_Problem to work on_
Pick out each line with the word "image" from the material that follows.

-- start Provided data --

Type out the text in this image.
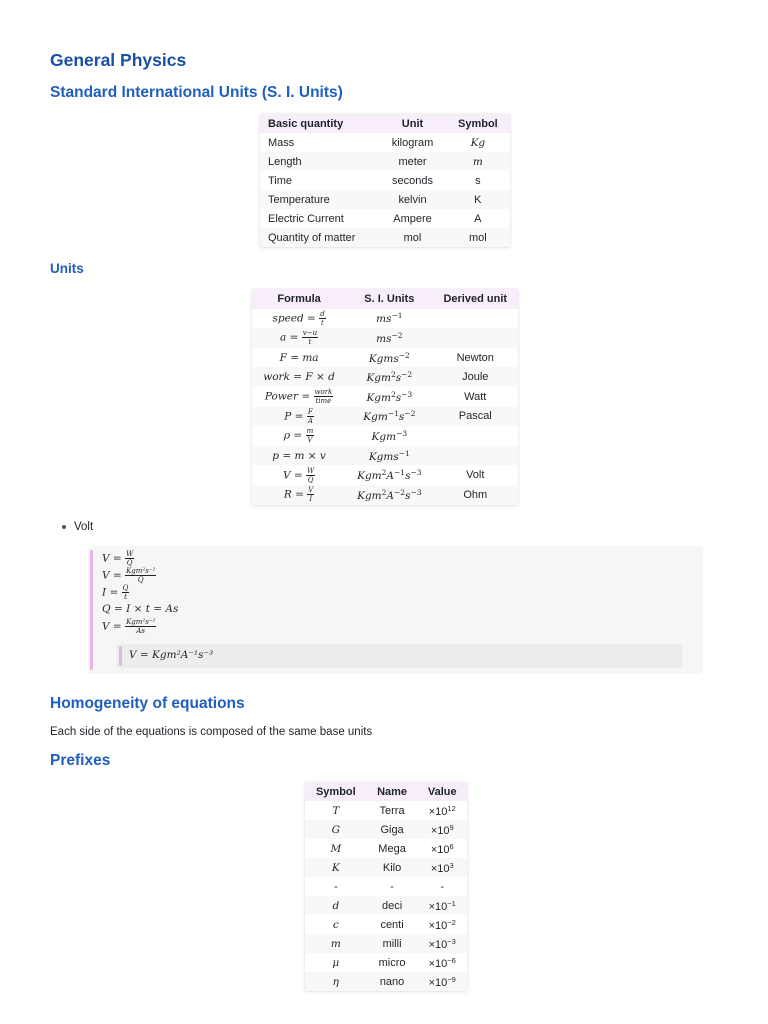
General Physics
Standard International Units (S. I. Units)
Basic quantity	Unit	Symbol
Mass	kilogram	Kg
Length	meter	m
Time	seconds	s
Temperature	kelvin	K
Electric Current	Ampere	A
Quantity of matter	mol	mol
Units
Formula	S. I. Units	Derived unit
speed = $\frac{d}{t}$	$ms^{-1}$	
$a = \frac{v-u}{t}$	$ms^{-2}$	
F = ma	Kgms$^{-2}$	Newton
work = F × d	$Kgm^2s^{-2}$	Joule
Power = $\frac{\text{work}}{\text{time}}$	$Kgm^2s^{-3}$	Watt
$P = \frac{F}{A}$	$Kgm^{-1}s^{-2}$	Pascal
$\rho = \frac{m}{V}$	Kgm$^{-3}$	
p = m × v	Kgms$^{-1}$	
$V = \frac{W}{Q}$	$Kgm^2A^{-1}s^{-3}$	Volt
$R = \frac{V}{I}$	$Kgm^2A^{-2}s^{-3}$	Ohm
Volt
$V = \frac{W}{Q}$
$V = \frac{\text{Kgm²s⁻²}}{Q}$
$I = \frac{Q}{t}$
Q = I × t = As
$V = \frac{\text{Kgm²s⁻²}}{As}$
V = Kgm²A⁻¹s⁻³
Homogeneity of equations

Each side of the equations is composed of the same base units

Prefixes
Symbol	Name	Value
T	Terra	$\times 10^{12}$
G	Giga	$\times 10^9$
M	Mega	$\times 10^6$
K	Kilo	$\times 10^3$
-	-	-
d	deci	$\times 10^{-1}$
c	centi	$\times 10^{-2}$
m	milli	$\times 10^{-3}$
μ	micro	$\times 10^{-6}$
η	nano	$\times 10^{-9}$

-- end Provided data --
-- start Provided data --

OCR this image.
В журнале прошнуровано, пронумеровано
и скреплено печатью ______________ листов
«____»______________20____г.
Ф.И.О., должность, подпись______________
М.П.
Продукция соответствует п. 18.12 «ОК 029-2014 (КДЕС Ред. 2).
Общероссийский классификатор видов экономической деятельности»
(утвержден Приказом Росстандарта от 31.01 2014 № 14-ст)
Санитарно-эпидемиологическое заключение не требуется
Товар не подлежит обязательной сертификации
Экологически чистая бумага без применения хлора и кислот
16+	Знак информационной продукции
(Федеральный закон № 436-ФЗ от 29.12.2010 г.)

-- end Provided data --
-- start Provided data --

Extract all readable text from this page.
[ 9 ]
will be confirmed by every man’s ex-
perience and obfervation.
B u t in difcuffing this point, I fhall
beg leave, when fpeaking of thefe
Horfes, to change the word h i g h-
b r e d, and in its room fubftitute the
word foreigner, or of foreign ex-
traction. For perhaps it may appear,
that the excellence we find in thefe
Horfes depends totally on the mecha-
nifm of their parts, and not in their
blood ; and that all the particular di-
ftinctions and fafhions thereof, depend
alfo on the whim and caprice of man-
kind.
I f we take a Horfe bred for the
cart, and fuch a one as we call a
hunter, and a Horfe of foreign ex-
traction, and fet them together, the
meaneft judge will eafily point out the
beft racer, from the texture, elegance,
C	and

-- end Provided data --

_Result_
Type out the text in this image.
OCR this image.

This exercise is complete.